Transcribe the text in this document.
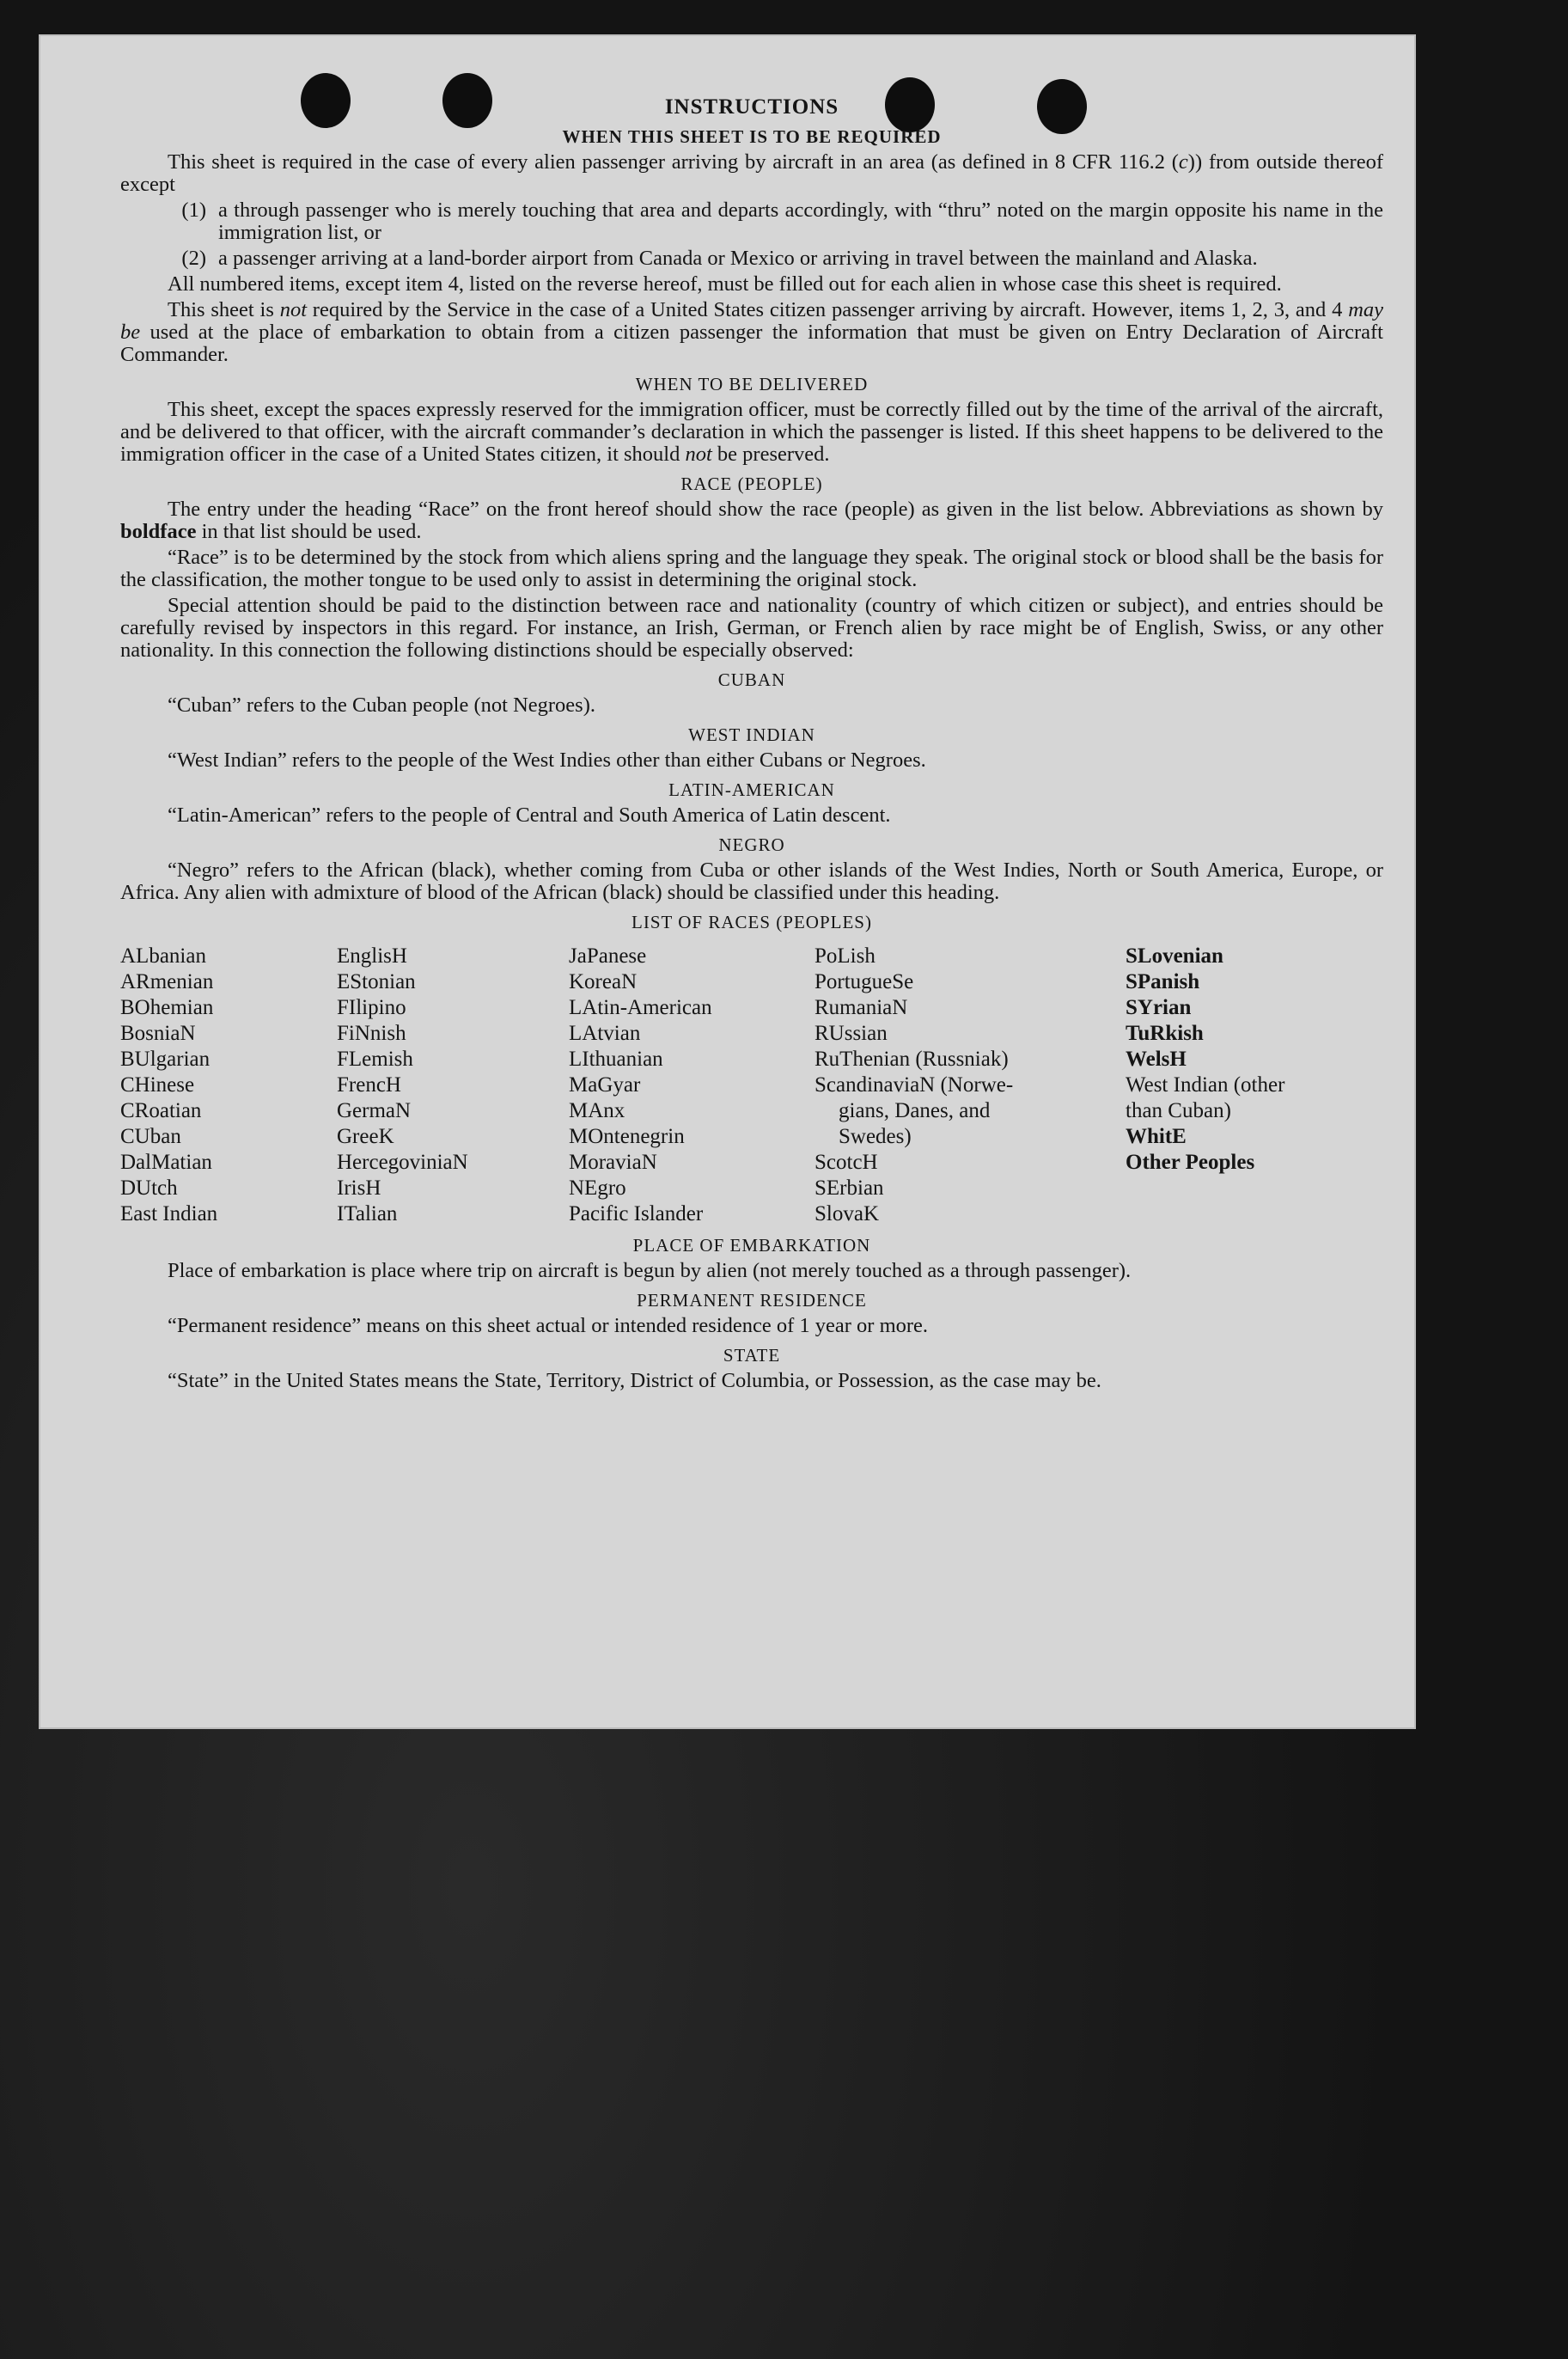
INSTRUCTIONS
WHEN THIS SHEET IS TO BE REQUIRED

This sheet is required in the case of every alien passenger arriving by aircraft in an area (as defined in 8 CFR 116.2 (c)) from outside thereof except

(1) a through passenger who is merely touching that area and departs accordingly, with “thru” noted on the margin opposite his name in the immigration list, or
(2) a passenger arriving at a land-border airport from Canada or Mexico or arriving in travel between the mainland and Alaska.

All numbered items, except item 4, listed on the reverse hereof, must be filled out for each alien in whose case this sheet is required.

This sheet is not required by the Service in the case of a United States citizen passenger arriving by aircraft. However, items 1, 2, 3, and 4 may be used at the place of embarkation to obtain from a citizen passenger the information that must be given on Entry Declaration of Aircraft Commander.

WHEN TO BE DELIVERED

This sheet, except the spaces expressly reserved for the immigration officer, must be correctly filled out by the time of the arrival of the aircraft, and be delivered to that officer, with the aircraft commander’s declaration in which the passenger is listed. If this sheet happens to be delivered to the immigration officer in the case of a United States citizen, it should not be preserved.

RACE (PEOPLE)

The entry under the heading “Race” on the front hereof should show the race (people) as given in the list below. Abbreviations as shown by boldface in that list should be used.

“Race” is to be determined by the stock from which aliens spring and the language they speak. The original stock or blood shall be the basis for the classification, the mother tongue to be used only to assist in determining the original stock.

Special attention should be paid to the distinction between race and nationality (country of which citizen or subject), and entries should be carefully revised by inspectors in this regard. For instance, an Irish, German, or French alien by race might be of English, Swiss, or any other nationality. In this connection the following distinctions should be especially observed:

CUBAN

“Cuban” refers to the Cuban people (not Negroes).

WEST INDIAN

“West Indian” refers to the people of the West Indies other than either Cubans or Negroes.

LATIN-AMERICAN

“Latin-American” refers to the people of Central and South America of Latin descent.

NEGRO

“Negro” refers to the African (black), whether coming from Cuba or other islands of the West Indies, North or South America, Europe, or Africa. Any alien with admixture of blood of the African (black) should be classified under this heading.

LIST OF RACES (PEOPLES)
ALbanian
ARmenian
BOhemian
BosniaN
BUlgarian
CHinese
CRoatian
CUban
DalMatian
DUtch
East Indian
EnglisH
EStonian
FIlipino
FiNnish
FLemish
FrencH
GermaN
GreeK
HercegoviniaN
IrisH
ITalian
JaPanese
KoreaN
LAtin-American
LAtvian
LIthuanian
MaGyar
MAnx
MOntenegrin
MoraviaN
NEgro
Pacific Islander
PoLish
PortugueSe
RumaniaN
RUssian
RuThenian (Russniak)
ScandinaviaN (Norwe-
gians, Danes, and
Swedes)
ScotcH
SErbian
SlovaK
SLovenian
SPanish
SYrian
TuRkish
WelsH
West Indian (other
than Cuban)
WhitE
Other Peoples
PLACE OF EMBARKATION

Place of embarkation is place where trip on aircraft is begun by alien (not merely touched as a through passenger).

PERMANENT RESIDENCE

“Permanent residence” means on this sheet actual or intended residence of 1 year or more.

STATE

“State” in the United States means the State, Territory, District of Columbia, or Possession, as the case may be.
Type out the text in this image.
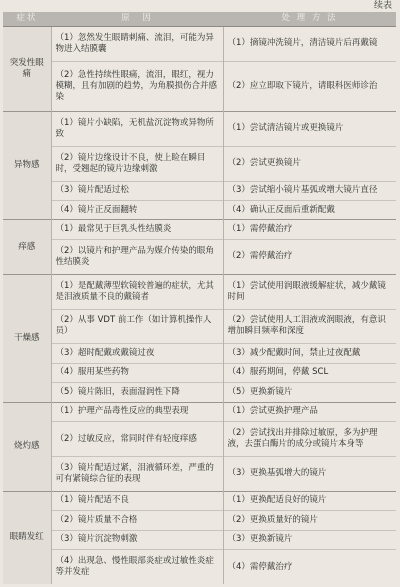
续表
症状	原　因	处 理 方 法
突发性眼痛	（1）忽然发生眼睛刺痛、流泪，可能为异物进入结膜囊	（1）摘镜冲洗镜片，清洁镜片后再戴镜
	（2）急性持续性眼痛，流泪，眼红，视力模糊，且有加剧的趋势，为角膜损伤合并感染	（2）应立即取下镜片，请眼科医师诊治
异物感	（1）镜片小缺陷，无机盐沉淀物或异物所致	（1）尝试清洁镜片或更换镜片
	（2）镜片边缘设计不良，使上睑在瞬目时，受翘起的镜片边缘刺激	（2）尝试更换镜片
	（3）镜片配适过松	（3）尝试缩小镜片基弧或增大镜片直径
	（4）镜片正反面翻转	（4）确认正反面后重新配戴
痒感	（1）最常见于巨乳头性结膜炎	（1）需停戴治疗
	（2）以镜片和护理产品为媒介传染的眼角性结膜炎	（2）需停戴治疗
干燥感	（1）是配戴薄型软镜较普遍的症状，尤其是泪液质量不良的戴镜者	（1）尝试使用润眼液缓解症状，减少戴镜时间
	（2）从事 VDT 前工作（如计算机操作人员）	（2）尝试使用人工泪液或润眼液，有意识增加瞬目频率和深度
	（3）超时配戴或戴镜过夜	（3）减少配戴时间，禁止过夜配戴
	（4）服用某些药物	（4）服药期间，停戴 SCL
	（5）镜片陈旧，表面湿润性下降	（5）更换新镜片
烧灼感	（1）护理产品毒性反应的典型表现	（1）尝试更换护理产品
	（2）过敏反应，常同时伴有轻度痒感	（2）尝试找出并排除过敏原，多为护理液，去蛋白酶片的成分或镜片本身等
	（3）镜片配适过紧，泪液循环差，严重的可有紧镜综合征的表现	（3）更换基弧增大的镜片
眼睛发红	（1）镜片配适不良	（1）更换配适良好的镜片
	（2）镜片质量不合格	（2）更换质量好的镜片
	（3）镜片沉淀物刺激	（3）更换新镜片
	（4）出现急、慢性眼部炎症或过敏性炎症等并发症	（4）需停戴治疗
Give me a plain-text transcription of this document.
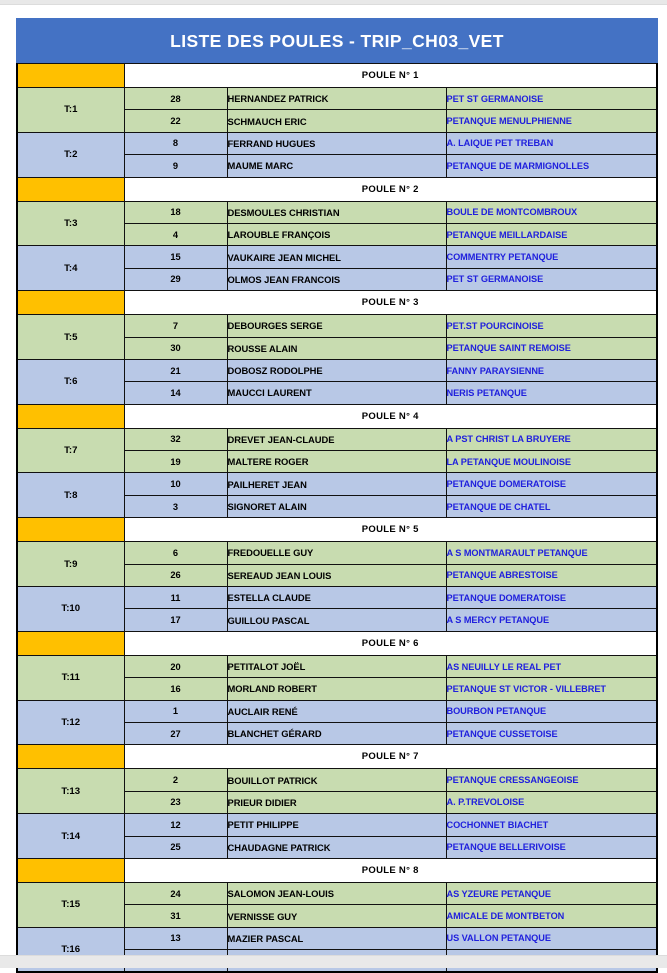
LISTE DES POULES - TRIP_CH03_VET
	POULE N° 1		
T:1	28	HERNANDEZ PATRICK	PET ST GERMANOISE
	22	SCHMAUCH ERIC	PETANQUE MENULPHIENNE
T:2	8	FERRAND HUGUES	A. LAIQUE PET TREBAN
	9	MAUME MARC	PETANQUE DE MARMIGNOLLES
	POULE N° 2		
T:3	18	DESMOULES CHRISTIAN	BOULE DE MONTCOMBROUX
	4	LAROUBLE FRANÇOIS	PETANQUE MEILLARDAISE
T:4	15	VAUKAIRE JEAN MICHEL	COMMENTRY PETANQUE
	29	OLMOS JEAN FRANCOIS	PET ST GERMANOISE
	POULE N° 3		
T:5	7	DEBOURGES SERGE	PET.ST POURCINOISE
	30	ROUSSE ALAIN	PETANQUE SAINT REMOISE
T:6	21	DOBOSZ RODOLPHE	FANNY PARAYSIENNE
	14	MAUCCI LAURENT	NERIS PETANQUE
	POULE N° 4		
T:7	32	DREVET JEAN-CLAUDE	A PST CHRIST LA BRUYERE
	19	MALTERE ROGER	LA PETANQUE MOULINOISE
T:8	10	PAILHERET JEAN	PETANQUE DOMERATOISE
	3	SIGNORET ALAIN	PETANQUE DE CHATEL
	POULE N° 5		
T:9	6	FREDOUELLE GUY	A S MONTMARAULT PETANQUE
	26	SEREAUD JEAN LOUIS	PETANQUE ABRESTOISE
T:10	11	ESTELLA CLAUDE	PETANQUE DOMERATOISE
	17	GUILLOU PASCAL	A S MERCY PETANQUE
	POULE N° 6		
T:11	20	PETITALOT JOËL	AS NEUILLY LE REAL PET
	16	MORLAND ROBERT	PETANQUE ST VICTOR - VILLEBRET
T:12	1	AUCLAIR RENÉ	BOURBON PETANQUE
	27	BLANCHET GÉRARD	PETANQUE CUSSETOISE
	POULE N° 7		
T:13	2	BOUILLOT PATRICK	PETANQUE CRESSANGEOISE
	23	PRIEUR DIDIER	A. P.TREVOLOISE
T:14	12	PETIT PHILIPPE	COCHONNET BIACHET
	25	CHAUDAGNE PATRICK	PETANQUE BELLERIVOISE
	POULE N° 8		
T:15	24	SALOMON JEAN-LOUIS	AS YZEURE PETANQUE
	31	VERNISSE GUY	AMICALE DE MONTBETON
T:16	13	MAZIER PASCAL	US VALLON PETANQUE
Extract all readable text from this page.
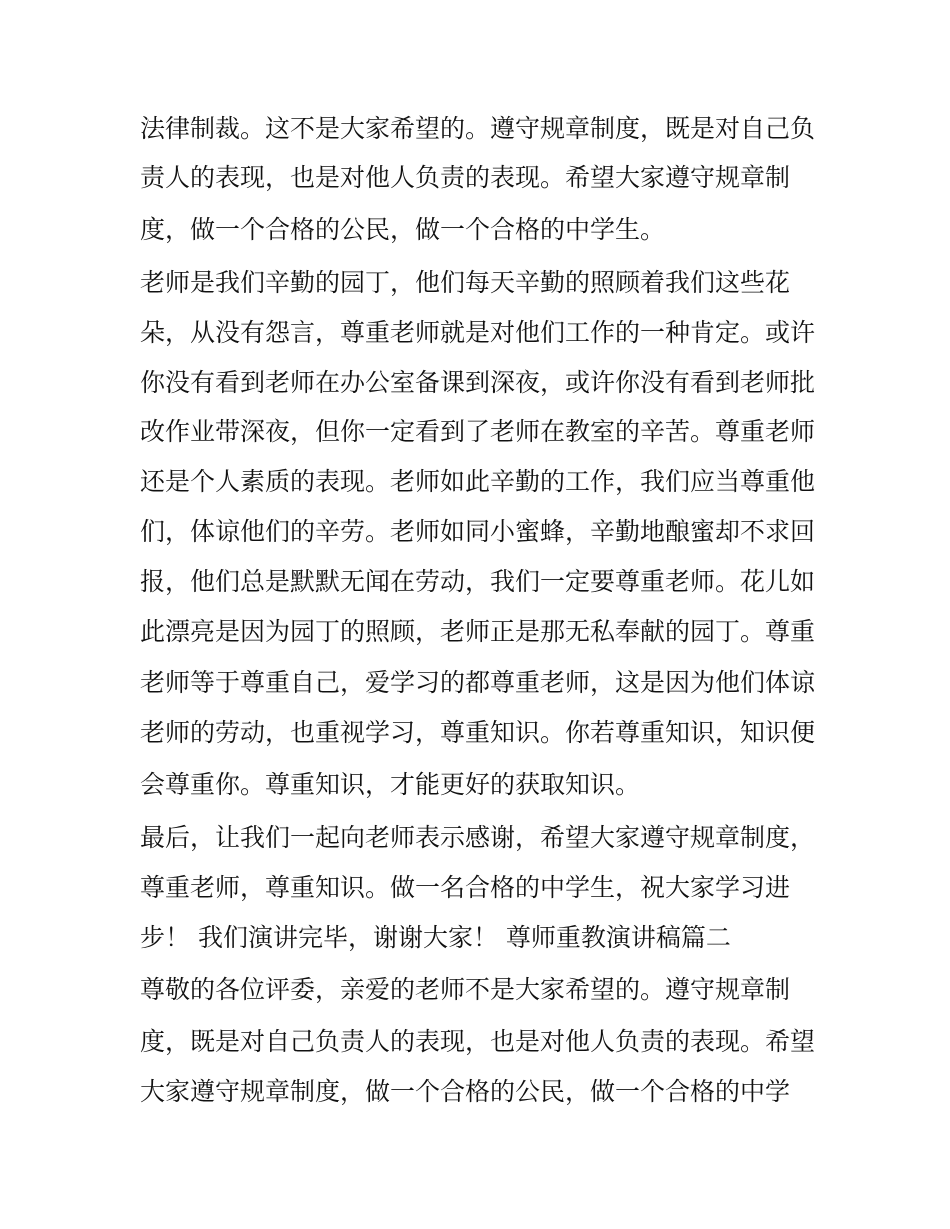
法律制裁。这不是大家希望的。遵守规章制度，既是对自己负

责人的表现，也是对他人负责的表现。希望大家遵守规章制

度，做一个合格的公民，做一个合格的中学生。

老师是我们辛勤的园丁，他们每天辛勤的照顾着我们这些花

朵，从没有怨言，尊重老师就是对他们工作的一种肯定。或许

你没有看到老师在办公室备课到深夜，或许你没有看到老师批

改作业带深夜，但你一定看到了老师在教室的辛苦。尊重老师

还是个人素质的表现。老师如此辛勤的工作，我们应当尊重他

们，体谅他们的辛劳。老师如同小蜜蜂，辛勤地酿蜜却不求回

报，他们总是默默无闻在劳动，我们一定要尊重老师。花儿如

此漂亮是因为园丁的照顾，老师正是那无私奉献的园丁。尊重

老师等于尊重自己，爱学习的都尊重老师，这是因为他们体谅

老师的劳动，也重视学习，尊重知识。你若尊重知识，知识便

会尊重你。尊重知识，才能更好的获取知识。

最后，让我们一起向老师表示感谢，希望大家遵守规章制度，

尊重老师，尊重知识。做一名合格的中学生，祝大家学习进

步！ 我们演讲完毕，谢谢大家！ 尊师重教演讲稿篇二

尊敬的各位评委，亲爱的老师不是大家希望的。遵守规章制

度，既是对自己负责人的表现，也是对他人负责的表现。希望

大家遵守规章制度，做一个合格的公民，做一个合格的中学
========================
The task -
Of all the lines above, how many contain the word "更换新镜片"? Give the number and nothing else.

Solved exercise -
2